**Exercise objective**.
Give the number of lines that include the word "title", and nothing else.

**Chart and figure data**.
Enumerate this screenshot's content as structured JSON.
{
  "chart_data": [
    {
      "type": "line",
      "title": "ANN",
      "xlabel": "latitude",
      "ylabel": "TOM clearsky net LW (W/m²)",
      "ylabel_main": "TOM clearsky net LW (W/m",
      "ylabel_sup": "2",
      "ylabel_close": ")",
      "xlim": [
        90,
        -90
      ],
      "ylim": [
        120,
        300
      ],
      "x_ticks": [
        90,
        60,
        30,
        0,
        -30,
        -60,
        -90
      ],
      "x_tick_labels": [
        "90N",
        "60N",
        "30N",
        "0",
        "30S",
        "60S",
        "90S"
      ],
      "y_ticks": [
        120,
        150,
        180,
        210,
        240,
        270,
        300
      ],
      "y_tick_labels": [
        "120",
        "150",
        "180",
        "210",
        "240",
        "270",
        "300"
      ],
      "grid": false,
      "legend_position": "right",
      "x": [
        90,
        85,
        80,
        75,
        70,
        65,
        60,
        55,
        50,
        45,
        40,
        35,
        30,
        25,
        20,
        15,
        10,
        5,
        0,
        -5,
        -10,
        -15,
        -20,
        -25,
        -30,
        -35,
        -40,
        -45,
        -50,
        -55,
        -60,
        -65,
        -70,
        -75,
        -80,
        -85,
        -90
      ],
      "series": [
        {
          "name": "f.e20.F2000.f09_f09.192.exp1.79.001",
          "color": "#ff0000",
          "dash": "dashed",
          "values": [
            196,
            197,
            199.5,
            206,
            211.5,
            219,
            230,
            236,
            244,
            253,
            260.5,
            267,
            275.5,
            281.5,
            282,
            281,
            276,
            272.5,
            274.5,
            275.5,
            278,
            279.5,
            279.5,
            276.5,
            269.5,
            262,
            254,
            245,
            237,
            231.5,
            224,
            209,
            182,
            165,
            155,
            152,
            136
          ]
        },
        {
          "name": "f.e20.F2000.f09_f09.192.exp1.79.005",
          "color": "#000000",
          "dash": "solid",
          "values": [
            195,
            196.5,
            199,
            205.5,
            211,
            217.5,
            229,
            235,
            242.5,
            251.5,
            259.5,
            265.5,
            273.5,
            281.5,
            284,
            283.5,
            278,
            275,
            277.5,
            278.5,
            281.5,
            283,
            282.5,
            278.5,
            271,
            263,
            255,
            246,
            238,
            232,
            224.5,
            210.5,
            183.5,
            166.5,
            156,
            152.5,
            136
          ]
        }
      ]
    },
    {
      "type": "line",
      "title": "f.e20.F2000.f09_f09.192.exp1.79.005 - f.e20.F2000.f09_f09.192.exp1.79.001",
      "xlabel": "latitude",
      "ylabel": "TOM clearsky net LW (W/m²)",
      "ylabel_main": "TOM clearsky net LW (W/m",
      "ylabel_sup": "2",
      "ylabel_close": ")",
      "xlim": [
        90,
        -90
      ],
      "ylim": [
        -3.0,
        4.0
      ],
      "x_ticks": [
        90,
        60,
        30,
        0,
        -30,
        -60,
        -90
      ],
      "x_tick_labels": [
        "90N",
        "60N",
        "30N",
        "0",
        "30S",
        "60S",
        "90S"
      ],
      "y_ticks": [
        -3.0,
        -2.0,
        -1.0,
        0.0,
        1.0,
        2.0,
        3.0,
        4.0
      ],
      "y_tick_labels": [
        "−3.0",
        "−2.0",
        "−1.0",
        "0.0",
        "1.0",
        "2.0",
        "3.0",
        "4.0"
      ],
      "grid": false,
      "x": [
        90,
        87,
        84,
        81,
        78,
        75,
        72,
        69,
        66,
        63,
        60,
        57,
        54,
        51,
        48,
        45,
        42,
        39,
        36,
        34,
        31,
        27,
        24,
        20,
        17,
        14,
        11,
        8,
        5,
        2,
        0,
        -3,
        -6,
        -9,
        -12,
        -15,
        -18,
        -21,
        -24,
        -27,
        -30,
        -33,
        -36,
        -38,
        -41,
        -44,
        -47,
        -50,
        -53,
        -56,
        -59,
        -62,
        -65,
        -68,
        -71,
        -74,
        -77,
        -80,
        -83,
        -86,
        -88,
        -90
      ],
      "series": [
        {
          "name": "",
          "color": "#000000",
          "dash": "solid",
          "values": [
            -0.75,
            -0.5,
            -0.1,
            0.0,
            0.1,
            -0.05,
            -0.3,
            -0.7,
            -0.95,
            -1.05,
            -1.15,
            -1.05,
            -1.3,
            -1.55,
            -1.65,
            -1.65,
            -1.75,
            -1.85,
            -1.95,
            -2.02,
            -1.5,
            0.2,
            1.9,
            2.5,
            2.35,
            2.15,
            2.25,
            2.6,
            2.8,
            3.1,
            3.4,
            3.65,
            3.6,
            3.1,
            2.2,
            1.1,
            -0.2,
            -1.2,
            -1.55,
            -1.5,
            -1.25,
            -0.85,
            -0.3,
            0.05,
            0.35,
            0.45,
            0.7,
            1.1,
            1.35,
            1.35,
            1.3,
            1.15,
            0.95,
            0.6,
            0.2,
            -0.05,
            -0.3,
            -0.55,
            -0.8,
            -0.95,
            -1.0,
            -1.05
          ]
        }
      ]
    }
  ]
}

**Worked answer**.
2